_EXERCISE DETAILS_
Render the data below as a JSON array of strings, with one string per line and any blank lines omitted.

_DATA FOR THIS EXERCISE_
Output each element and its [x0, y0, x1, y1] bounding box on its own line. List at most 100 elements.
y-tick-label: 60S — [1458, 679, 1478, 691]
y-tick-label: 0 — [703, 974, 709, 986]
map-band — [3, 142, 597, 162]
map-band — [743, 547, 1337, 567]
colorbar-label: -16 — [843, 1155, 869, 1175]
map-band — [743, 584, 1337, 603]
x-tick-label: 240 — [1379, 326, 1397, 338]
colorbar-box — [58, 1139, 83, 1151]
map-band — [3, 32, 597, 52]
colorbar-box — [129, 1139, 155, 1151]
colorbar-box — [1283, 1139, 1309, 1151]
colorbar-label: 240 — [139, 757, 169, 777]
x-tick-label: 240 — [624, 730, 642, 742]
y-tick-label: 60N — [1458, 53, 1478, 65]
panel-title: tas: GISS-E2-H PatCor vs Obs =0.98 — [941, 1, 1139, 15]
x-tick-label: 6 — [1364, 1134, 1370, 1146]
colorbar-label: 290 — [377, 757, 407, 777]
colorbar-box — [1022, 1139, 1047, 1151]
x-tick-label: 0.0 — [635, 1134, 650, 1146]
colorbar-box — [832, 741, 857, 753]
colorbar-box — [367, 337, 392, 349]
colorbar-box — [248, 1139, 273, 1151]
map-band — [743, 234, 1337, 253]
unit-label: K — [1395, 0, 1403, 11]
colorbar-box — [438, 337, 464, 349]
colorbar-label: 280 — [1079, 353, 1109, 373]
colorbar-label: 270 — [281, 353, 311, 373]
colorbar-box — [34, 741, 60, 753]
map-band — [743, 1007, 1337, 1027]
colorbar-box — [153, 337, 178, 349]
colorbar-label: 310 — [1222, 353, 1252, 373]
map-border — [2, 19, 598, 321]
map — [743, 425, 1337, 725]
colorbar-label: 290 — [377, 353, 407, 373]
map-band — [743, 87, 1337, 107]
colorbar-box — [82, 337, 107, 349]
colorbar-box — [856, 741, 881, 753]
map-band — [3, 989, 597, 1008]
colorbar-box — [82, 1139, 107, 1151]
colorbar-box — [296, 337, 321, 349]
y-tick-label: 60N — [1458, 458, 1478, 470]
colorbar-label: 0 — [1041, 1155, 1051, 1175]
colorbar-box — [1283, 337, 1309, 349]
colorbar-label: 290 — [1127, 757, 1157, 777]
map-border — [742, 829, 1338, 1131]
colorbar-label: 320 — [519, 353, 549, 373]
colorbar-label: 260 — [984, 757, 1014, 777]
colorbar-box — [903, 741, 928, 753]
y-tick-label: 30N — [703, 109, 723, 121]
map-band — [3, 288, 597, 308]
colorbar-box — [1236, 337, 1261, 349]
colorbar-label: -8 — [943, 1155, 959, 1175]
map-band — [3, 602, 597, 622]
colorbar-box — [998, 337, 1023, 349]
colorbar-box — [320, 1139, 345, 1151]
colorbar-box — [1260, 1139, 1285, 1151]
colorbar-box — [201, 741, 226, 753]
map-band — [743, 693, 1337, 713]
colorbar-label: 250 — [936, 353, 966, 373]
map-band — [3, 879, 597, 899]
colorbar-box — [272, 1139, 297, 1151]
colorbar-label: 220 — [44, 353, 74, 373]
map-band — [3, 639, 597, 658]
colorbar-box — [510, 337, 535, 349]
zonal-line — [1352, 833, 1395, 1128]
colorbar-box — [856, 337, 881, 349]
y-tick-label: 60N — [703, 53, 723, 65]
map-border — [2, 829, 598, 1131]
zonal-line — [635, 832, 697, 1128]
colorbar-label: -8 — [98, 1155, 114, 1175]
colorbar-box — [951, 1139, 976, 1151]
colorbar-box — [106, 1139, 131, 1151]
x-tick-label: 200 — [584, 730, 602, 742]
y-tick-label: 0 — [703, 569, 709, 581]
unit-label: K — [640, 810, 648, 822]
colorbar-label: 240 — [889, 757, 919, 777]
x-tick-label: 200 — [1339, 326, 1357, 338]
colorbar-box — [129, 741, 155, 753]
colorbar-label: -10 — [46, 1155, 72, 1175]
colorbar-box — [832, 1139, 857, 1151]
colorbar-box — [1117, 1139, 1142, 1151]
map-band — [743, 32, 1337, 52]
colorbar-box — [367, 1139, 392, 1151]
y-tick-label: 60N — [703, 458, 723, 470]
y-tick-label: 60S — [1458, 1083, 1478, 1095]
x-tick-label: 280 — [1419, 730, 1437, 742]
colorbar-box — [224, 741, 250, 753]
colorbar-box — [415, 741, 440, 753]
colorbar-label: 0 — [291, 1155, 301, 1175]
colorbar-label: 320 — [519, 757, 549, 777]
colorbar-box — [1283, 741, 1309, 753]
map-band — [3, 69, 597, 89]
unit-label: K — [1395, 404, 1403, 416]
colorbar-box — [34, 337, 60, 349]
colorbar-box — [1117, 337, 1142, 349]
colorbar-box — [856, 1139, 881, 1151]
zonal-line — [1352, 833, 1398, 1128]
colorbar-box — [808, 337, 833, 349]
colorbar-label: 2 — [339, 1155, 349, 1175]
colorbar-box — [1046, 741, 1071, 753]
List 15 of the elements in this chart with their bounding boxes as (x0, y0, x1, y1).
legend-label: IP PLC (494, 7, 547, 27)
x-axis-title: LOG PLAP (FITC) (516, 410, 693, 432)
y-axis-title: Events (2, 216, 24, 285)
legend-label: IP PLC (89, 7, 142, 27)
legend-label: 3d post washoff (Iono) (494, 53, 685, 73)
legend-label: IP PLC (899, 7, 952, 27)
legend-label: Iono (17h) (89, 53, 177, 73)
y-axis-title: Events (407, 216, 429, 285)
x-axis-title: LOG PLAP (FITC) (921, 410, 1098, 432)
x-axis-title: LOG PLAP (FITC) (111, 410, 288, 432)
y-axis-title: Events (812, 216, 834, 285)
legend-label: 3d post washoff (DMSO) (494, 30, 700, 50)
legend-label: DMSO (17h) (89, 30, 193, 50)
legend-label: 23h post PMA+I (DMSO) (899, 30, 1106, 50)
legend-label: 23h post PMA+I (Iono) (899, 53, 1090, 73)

_RIGHT ANSWER_
[
  "Output each element and its [x0, y0, x1, y1] bounding box on its own line. List at most 100 elements.",
  "y-tick-label: 60S — [1458, 679, 1478, 691]",
  "y-tick-label: 0 — [703, 974, 709, 986]",
  "map-band — [3, 142, 597, 162]",
  "map-band — [743, 547, 1337, 567]",
  "colorbar-label: -16 — [843, 1155, 869, 1175]",
  "map-band — [743, 584, 1337, 603]",
  "x-tick-label: 240 — [1379, 326, 1397, 338]",
  "colorbar-box — [58, 1139, 83, 1151]",
  "map-band — [3, 32, 597, 52]",
  "colorbar-box — [129, 1139, 155, 1151]",
  "colorbar-box — [1283, 1139, 1309, 1151]",
  "colorbar-label: 240 — [139, 757, 169, 777]",
  "x-tick-label: 240 — [624, 730, 642, 742]",
  "y-tick-label: 60N — [1458, 53, 1478, 65]",
  "panel-title: tas: GISS-E2-H PatCor vs Obs =0.98 — [941, 1, 1139, 15]",
  "x-tick-label: 6 — [1364, 1134, 1370, 1146]",
  "colorbar-label: 290 — [377, 757, 407, 777]",
  "colorbar-box — [1022, 1139, 1047, 1151]",
  "x-tick-label: 0.0 — [635, 1134, 650, 1146]",
  "colorbar-box — [832, 741, 857, 753]",
  "colorbar-box — [367, 337, 392, 349]",
  "colorbar-box — [248, 1139, 273, 1151]",
  "map-band — [743, 234, 1337, 253]",
  "unit-label: K — [1395, 0, 1403, 11]",
  "colorbar-box — [438, 337, 464, 349]",
  "colorbar-label: 280 — [1079, 353, 1109, 373]",
  "colorbar-label: 270 — [281, 353, 311, 373]",
  "colorbar-box — [34, 741, 60, 753]",
  "map-band — [743, 1007, 1337, 1027]",
  "colorbar-box — [153, 337, 178, 349]",
  "colorbar-label: 310 — [1222, 353, 1252, 373]",
  "map-border — [2, 19, 598, 321]",
  "map — [743, 425, 1337, 725]",
  "colorbar-label: 290 — [377, 353, 407, 373]",
  "map-band — [743, 87, 1337, 107]",
  "colorbar-box — [82, 337, 107, 349]",
  "colorbar-box — [856, 741, 881, 753]",
  "map-band — [3, 989, 597, 1008]",
  "colorbar-box — [82, 1139, 107, 1151]",
  "colorbar-box — [296, 337, 321, 349]",
  "y-tick-label: 60N — [1458, 458, 1478, 470]",
  "colorbar-label: 0 — [1041, 1155, 1051, 1175]",
  "colorbar-box — [1283, 337, 1309, 349]",
  "colorbar-label: 290 — [1127, 757, 1157, 777]",
  "map-border — [742, 829, 1338, 1131]",
  "colorbar-label: 320 — [519, 353, 549, 373]",
  "colorbar-label: 260 — [984, 757, 1014, 777]",
  "colorbar-box — [903, 741, 928, 753]",
  "y-tick-label: 30N — [703, 109, 723, 121]",
  "map-band — [3, 288, 597, 308]",
  "colorbar-box — [1236, 337, 1261, 349]",
  "colorbar-label: -8 — [943, 1155, 959, 1175]",
  "map-band — [3, 602, 597, 622]",
  "colorbar-box — [998, 337, 1023, 349]",
  "colorbar-box — [320, 1139, 345, 1151]",
  "colorbar-box — [1260, 1139, 1285, 1151]",
  "colorbar-box — [201, 741, 226, 753]",
  "map-band — [743, 693, 1337, 713]",
  "colorbar-label: 250 — [936, 353, 966, 373]",
  "map-band — [3, 879, 597, 899]",
  "colorbar-box — [272, 1139, 297, 1151]",
  "colorbar-label: 220 — [44, 353, 74, 373]",
  "map-band — [3, 639, 597, 658]",
  "colorbar-box — [510, 337, 535, 349]",
  "zonal-line — [1352, 833, 1395, 1128]",
  "colorbar-box — [856, 337, 881, 349]",
  "y-tick-label: 60N — [703, 53, 723, 65]",
  "map-border — [2, 829, 598, 1131]",
  "zonal-line — [635, 832, 697, 1128]",
  "colorbar-label: -8 — [98, 1155, 114, 1175]",
  "colorbar-box — [951, 1139, 976, 1151]",
  "colorbar-box — [106, 1139, 131, 1151]",
  "x-tick-label: 200 — [584, 730, 602, 742]",
  "y-tick-label: 0 — [703, 569, 709, 581]",
  "unit-label: K — [640, 810, 648, 822]",
  "colorbar-label: 240 — [889, 757, 919, 777]",
  "x-tick-label: 200 — [1339, 326, 1357, 338]",
  "colorbar-box — [129, 741, 155, 753]",
  "colorbar-label: -10 — [46, 1155, 72, 1175]",
  "colorbar-box — [832, 1139, 857, 1151]",
  "colorbar-box — [1117, 1139, 1142, 1151]",
  "map-band — [743, 32, 1337, 52]",
  "colorbar-box — [367, 1139, 392, 1151]",
  "y-tick-label: 60N — [703, 458, 723, 470]",
  "y-tick-label: 60S — [1458, 1083, 1478, 1095]",
  "x-tick-label: 280 — [1419, 730, 1437, 742]",
  "colorbar-box — [224, 741, 250, 753]",
  "colorbar-box — [415, 741, 440, 753]",
  "colorbar-label: 0 — [291, 1155, 301, 1175]",
  "colorbar-label: 320 — [519, 757, 549, 777]",
  "colorbar-box — [1283, 741, 1309, 753]",
  "map-band — [3, 69, 597, 89]",
  "unit-label: K — [1395, 404, 1403, 416]",
  "colorbar-box — [34, 337, 60, 349]",
  "colorbar-box — [1117, 337, 1142, 349]",
  "colorbar-box — [856, 1139, 881, 1151]",
  "zonal-line — [1352, 833, 1398, 1128]",
  "colorbar-box — [808, 337, 833, 349]",
  "colorbar-label: 2 — [339, 1155, 349, 1175]",
  "colorbar-box — [1046, 741, 1071, 753]",
  "List 15 of the elements in this chart with their bounding boxes as (x0, y0, x1, y1).",
  "legend-label: IP PLC (494, 7, 547, 27)",
  "x-axis-title: LOG PLAP (FITC) (516, 410, 693, 432)",
  "y-axis-title: Events (2, 216, 24, 285)",
  "legend-label: IP PLC (89, 7, 142, 27)",
  "legend-label: 3d post washoff (Iono) (494, 53, 685, 73)",
  "legend-label: IP PLC (899, 7, 952, 27)",
  "legend-label: Iono (17h) (89, 53, 177, 73)",
  "y-axis-title: Events (407, 216, 429, 285)",
  "x-axis-title: LOG PLAP (FITC) (921, 410, 1098, 432)",
  "x-axis-title: LOG PLAP (FITC) (111, 410, 288, 432)",
  "y-axis-title: Events (812, 216, 834, 285)",
  "legend-label: 3d post washoff (DMSO) (494, 30, 700, 50)",
  "legend-label: DMSO (17h) (89, 30, 193, 50)",
  "legend-label: 23h post PMA+I (DMSO) (899, 30, 1106, 50)",
  "legend-label: 23h post PMA+I (Iono) (899, 53, 1090, 73)"
]